-- BEGIN Data lines --

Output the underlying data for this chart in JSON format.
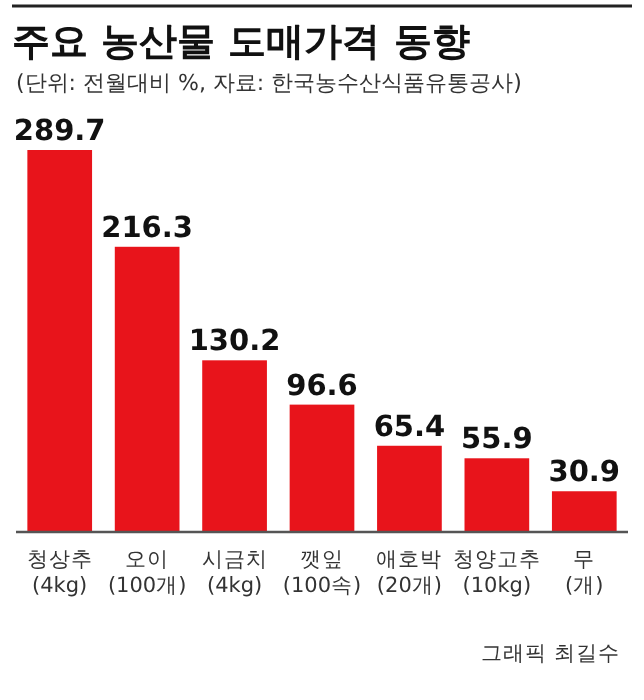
{
  "chart_data": {
    "type": "bar",
    "title": "주요 농산물 도매가격 동향",
    "subtitle": "(단위: 전월대비 %, 자료: 한국농수산식품유통공사)",
    "categories": [
      "청상추\n(4kg)",
      "오이\n(100개)",
      "시금치\n(4kg)",
      "깻잎\n(100속)",
      "애호박\n(20개)",
      "청양고추\n(10kg)",
      "무\n(개)"
    ],
    "values": [
      289.7,
      216.3,
      130.2,
      96.6,
      65.4,
      55.9,
      30.9
    ],
    "color": "#e8141b",
    "data_labels": true,
    "annotations": [
      "그래픽 최길수"
    ]
  }
}
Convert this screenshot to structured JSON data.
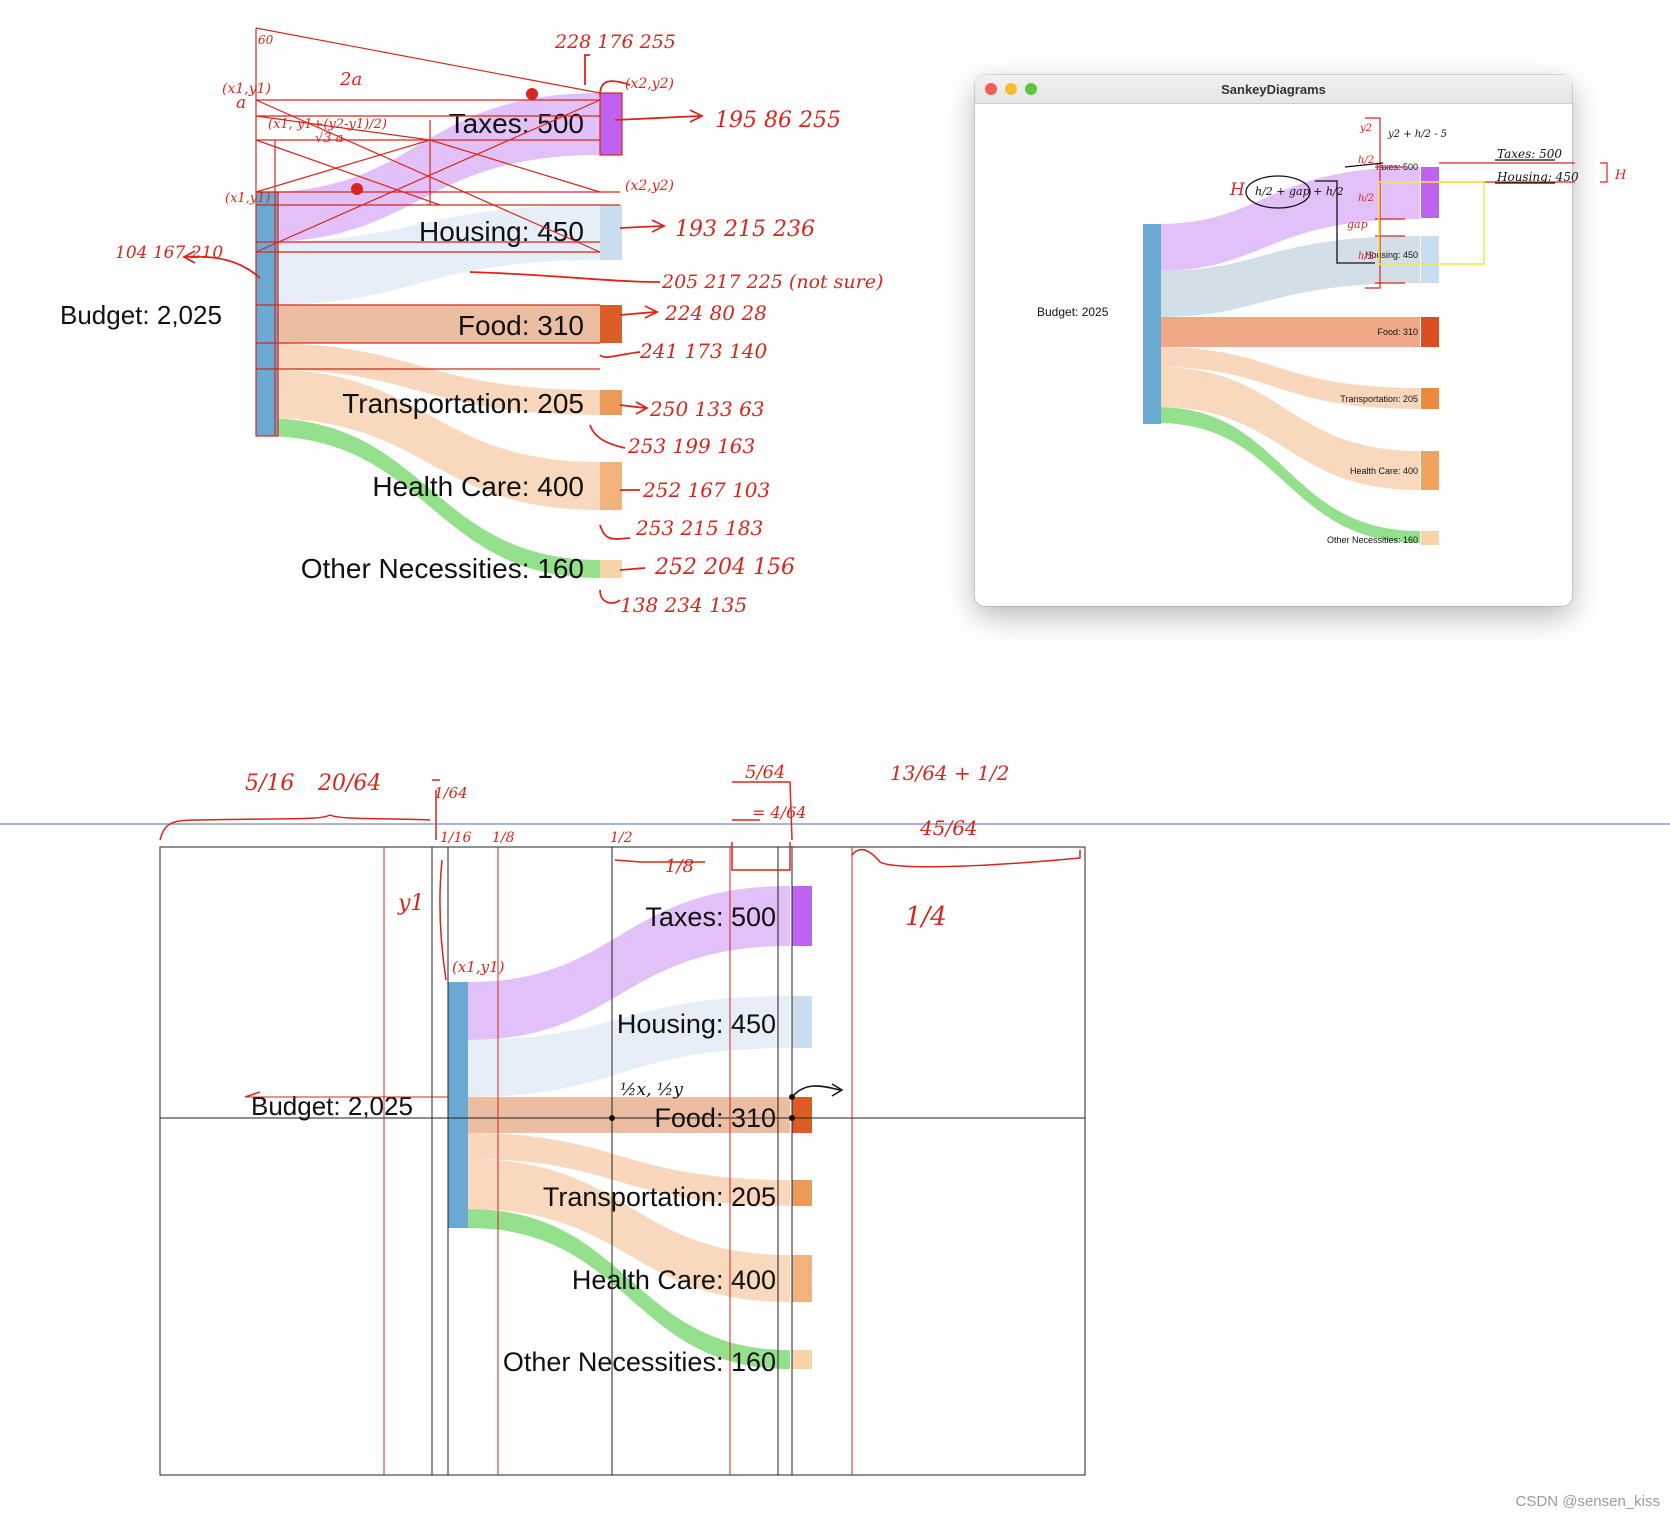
{
  "window": {
    "title": "SankeyDiagrams",
    "traffic_lights": [
      "#ee5f57",
      "#f5bd2f",
      "#5fc53f"
    ]
  },
  "diagram_a": {
    "source": "Budget: 2,025",
    "targets": [
      "Taxes: 500",
      "Housing: 450",
      "Food: 310",
      "Transportation: 205",
      "Health Care: 400",
      "Other Necessities: 160"
    ]
  },
  "diagram_b": {
    "source": "Budget: 2025",
    "targets": [
      "Taxes: 500",
      "Housing: 450",
      "Food: 310",
      "Transportation: 205",
      "Health Care: 400",
      "Other Necessities: 160"
    ]
  },
  "diagram_c": {
    "source": "Budget: 2,025",
    "targets": [
      "Taxes: 500",
      "Housing: 450",
      "Food: 310",
      "Transportation: 205",
      "Health Care: 400",
      "Other Necessities: 160"
    ]
  },
  "colors": {
    "source": "#6aa9d4",
    "taxes_node": "#c062f0",
    "taxes_flow": "#e2c0f8",
    "housing_node": "#c9dcf0",
    "housing_flow": "#e6eef7",
    "food_node": "#dc5c25",
    "food_flow": "#ecbea1",
    "transport_node": "#eb9a5a",
    "transport_flow": "#f9d7bd",
    "health_node": "#f2b27c",
    "health_flow": "#f9d9be",
    "other_node": "#f8d4aa",
    "other_flow": "#94e08d"
  },
  "annotations": {
    "rgb_taxes_top": "228 176 255",
    "rgb_taxes": "195 86 255",
    "rgb_housing": "193 215 236",
    "rgb_housing_flow": "205 217 225 (not sure)",
    "rgb_budget": "104 167 210",
    "rgb_food": "224 80 28",
    "rgb_food_flow": "241 173 140",
    "rgb_transport": "250 133 63",
    "rgb_transport_flow": "253 199 163",
    "rgb_health": "252 167 103",
    "rgb_health_flow": "253 215 183",
    "rgb_other": "252 204 156",
    "rgb_other_flow": "138 234 135",
    "geo_2a": "2a",
    "geo_a": "a",
    "geo_60": "60",
    "geo_x1y1": "(x1,y1)",
    "geo_x2y2": "(x2,y2)",
    "geo_mid": "(x1, y1+(y2-y1)/2)",
    "geo_sqrt": "√3 a",
    "win_h": "H",
    "win_formula": "h/2 + gap + h/2",
    "win_gap": "gap",
    "win_y2": "y2",
    "win_h2": "h/2",
    "win_y2_expr": "y2 + h/2 - 5",
    "win_taxes_note": "Taxes: 500",
    "win_housing_note": "Housing: 450",
    "frac_5_16": "5/16",
    "frac_20_64": "20/64",
    "frac_1_64": "1/64",
    "frac_1_16": "1/16",
    "frac_1_8": "1/8",
    "frac_1_2": "1/2",
    "frac_5_64": "5/64",
    "frac_4_64": "= 4/64",
    "frac_13_64": "13/64 + 1/2",
    "frac_45_64": "45/64",
    "frac_1_4": "1/4",
    "frac_y1": "y1",
    "frac_half_xy": "½x, ½y",
    "frac_xy": "(x1,y1)"
  },
  "watermark": "CSDN @sensen_kiss"
}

-- END Data lines --

Instructions to follow: Omit the pictures, then quote the rest of the material above exactly.

Result:
Output the underlying data for this chart in JSON format.
{
  "chart_data": {
    "type": "bar",
    "title": "주요 농산물 도매가격 동향",
    "subtitle": "(단위: 전월대비 %, 자료: 한국농수산식품유통공사)",
    "categories": [
      "청상추\n(4kg)",
      "오이\n(100개)",
      "시금치\n(4kg)",
      "깻잎\n(100속)",
      "애호박\n(20개)",
      "청양고추\n(10kg)",
      "무\n(개)"
    ],
    "values": [
      289.7,
      216.3,
      130.2,
      96.6,
      65.4,
      55.9,
      30.9
    ],
    "color": "#e8141b",
    "data_labels": true,
    "annotations": [
      "그래픽 최길수"
    ]
  }
}
Convert this screenshot to structured JSON data.
{
  "window": {
    "title": "SankeyDiagrams",
    "traffic_lights": [
      "#ee5f57",
      "#f5bd2f",
      "#5fc53f"
    ]
  },
  "diagram_a": {
    "source": "Budget: 2,025",
    "targets": [
      "Taxes: 500",
      "Housing: 450",
      "Food: 310",
      "Transportation: 205",
      "Health Care: 400",
      "Other Necessities: 160"
    ]
  },
  "diagram_b": {
    "source": "Budget: 2025",
    "targets": [
      "Taxes: 500",
      "Housing: 450",
      "Food: 310",
      "Transportation: 205",
      "Health Care: 400",
      "Other Necessities: 160"
    ]
  },
  "diagram_c": {
    "source": "Budget: 2,025",
    "targets": [
      "Taxes: 500",
      "Housing: 450",
      "Food: 310",
      "Transportation: 205",
      "Health Care: 400",
      "Other Necessities: 160"
    ]
  },
  "colors": {
    "source": "#6aa9d4",
    "taxes_node": "#c062f0",
    "taxes_flow": "#e2c0f8",
    "housing_node": "#c9dcf0",
    "housing_flow": "#e6eef7",
    "food_node": "#dc5c25",
    "food_flow": "#ecbea1",
    "transport_node": "#eb9a5a",
    "transport_flow": "#f9d7bd",
    "health_node": "#f2b27c",
    "health_flow": "#f9d9be",
    "other_node": "#f8d4aa",
    "other_flow": "#94e08d"
  },
  "annotations": {
    "rgb_taxes_top": "228 176 255",
    "rgb_taxes": "195 86 255",
    "rgb_housing": "193 215 236",
    "rgb_housing_flow": "205 217 225 (not sure)",
    "rgb_budget": "104 167 210",
    "rgb_food": "224 80 28",
    "rgb_food_flow": "241 173 140",
    "rgb_transport": "250 133 63",
    "rgb_transport_flow": "253 199 163",
    "rgb_health": "252 167 103",
    "rgb_health_flow": "253 215 183",
    "rgb_other": "252 204 156",
    "rgb_other_flow": "138 234 135",
    "geo_2a": "2a",
    "geo_a": "a",
    "geo_60": "60",
    "geo_x1y1": "(x1,y1)",
    "geo_x2y2": "(x2,y2)",
    "geo_mid": "(x1, y1+(y2-y1)/2)",
    "geo_sqrt": "√3 a",
    "win_h": "H",
    "win_formula": "h/2 + gap + h/2",
    "win_gap": "gap",
    "win_y2": "y2",
    "win_h2": "h/2",
    "win_y2_expr": "y2 + h/2 - 5",
    "win_taxes_note": "Taxes: 500",
    "win_housing_note": "Housing: 450",
    "frac_5_16": "5/16",
    "frac_20_64": "20/64",
    "frac_1_64": "1/64",
    "frac_1_16": "1/16",
    "frac_1_8": "1/8",
    "frac_1_2": "1/2",
    "frac_5_64": "5/64",
    "frac_4_64": "= 4/64",
    "frac_13_64": "13/64 + 1/2",
    "frac_45_64": "45/64",
    "frac_1_4": "1/4",
    "frac_y1": "y1",
    "frac_half_xy": "½x, ½y",
    "frac_xy": "(x1,y1)"
  },
  "watermark": "CSDN @sensen_kiss"
}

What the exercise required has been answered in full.